Copy out the entries below precisely; nothing is to be omitted.

************

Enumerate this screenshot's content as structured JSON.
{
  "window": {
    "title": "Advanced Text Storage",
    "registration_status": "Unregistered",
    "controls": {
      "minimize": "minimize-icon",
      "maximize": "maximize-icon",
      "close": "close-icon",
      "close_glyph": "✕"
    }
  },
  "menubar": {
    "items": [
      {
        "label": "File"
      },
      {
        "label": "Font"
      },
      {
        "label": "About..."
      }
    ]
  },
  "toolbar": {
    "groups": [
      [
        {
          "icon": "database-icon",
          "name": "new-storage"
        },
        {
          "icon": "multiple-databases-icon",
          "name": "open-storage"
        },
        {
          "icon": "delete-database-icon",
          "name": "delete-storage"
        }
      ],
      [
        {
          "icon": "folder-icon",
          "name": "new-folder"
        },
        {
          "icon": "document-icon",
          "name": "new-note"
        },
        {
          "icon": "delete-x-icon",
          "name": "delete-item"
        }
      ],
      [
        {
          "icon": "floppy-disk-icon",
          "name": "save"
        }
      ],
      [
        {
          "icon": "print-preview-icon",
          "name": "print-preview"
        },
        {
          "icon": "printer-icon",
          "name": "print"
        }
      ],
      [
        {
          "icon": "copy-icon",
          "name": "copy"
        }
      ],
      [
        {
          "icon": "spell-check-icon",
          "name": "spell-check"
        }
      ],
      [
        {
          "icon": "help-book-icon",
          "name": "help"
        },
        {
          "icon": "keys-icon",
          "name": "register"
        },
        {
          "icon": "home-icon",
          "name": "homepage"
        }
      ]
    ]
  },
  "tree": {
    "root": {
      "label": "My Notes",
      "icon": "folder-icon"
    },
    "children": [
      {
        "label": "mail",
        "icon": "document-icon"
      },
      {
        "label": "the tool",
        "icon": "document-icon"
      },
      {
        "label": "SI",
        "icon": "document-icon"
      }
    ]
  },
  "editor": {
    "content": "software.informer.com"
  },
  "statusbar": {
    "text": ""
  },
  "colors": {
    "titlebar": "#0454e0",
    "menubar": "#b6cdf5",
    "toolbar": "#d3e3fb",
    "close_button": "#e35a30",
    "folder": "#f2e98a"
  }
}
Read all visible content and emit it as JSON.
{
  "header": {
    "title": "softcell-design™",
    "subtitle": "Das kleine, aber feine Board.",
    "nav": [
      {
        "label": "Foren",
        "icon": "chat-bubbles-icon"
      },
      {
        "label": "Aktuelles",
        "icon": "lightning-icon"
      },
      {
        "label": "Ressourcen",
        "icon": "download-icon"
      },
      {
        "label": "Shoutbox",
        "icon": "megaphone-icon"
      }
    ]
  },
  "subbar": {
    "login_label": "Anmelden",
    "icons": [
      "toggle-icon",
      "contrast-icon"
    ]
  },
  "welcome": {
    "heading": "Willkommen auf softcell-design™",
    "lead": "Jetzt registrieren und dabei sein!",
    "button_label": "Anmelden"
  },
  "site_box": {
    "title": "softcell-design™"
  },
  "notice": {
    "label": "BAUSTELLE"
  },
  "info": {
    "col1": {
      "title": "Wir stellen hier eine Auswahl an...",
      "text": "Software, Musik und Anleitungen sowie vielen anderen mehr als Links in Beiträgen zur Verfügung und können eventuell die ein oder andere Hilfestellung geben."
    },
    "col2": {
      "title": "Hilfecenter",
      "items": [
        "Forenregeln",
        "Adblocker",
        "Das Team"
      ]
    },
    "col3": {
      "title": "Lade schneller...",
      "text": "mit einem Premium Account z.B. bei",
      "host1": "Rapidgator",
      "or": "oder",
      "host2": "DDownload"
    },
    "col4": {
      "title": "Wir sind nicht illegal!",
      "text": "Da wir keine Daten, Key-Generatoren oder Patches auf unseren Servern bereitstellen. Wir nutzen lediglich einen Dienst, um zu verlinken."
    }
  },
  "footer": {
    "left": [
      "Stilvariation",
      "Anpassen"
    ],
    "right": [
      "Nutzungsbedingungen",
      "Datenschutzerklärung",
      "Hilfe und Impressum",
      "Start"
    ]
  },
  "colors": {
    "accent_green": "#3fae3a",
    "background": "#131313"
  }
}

************

* [SOLUTION TO THE EXERCISE]:
Enumerate this screenshot's content as structured JSON.
{
  "window": {
    "title": "Advanced Text Storage",
    "registration_status": "Unregistered",
    "controls": {
      "minimize": "minimize-icon",
      "maximize": "maximize-icon",
      "close": "close-icon",
      "close_glyph": "✕"
    }
  },
  "menubar": {
    "items": [
      {
        "label": "File"
      },
      {
        "label": "Font"
      },
      {
        "label": "About..."
      }
    ]
  },
  "toolbar": {
    "groups": [
      [
        {
          "icon": "database-icon",
          "name": "new-storage"
        },
        {
          "icon": "multiple-databases-icon",
          "name": "open-storage"
        },
        {
          "icon": "delete-database-icon",
          "name": "delete-storage"
        }
      ],
      [
        {
          "icon": "folder-icon",
          "name": "new-folder"
        },
        {
          "icon": "document-icon",
          "name": "new-note"
        },
        {
          "icon": "delete-x-icon",
          "name": "delete-item"
        }
      ],
      [
        {
          "icon": "floppy-disk-icon",
          "name": "save"
        }
      ],
      [
        {
          "icon": "print-preview-icon",
          "name": "print-preview"
        },
        {
          "icon": "printer-icon",
          "name": "print"
        }
      ],
      [
        {
          "icon": "copy-icon",
          "name": "copy"
        }
      ],
      [
        {
          "icon": "spell-check-icon",
          "name": "spell-check"
        }
      ],
      [
        {
          "icon": "help-book-icon",
          "name": "help"
        },
        {
          "icon": "keys-icon",
          "name": "register"
        },
        {
          "icon": "home-icon",
          "name": "homepage"
        }
      ]
    ]
  },
  "tree": {
    "root": {
      "label": "My Notes",
      "icon": "folder-icon"
    },
    "children": [
      {
        "label": "mail",
        "icon": "document-icon"
      },
      {
        "label": "the tool",
        "icon": "document-icon"
      },
      {
        "label": "SI",
        "icon": "document-icon"
      }
    ]
  },
  "editor": {
    "content": "software.informer.com"
  },
  "statusbar": {
    "text": ""
  },
  "colors": {
    "titlebar": "#0454e0",
    "menubar": "#b6cdf5",
    "toolbar": "#d3e3fb",
    "close_button": "#e35a30",
    "folder": "#f2e98a"
  }
}
Read all visible content and emit it as JSON.
{
  "header": {
    "title": "softcell-design™",
    "subtitle": "Das kleine, aber feine Board.",
    "nav": [
      {
        "label": "Foren",
        "icon": "chat-bubbles-icon"
      },
      {
        "label": "Aktuelles",
        "icon": "lightning-icon"
      },
      {
        "label": "Ressourcen",
        "icon": "download-icon"
      },
      {
        "label": "Shoutbox",
        "icon": "megaphone-icon"
      }
    ]
  },
  "subbar": {
    "login_label": "Anmelden",
    "icons": [
      "toggle-icon",
      "contrast-icon"
    ]
  },
  "welcome": {
    "heading": "Willkommen auf softcell-design™",
    "lead": "Jetzt registrieren und dabei sein!",
    "button_label": "Anmelden"
  },
  "site_box": {
    "title": "softcell-design™"
  },
  "notice": {
    "label": "BAUSTELLE"
  },
  "info": {
    "col1": {
      "title": "Wir stellen hier eine Auswahl an...",
      "text": "Software, Musik und Anleitungen sowie vielen anderen mehr als Links in Beiträgen zur Verfügung und können eventuell die ein oder andere Hilfestellung geben."
    },
    "col2": {
      "title": "Hilfecenter",
      "items": [
        "Forenregeln",
        "Adblocker",
        "Das Team"
      ]
    },
    "col3": {
      "title": "Lade schneller...",
      "text": "mit einem Premium Account z.B. bei",
      "host1": "Rapidgator",
      "or": "oder",
      "host2": "DDownload"
    },
    "col4": {
      "title": "Wir sind nicht illegal!",
      "text": "Da wir keine Daten, Key-Generatoren oder Patches auf unseren Servern bereitstellen. Wir nutzen lediglich einen Dienst, um zu verlinken."
    }
  },
  "footer": {
    "left": [
      "Stilvariation",
      "Anpassen"
    ],
    "right": [
      "Nutzungsbedingungen",
      "Datenschutzerklärung",
      "Hilfe und Impressum",
      "Start"
    ]
  },
  "colors": {
    "accent_green": "#3fae3a",
    "background": "#131313"
  }
}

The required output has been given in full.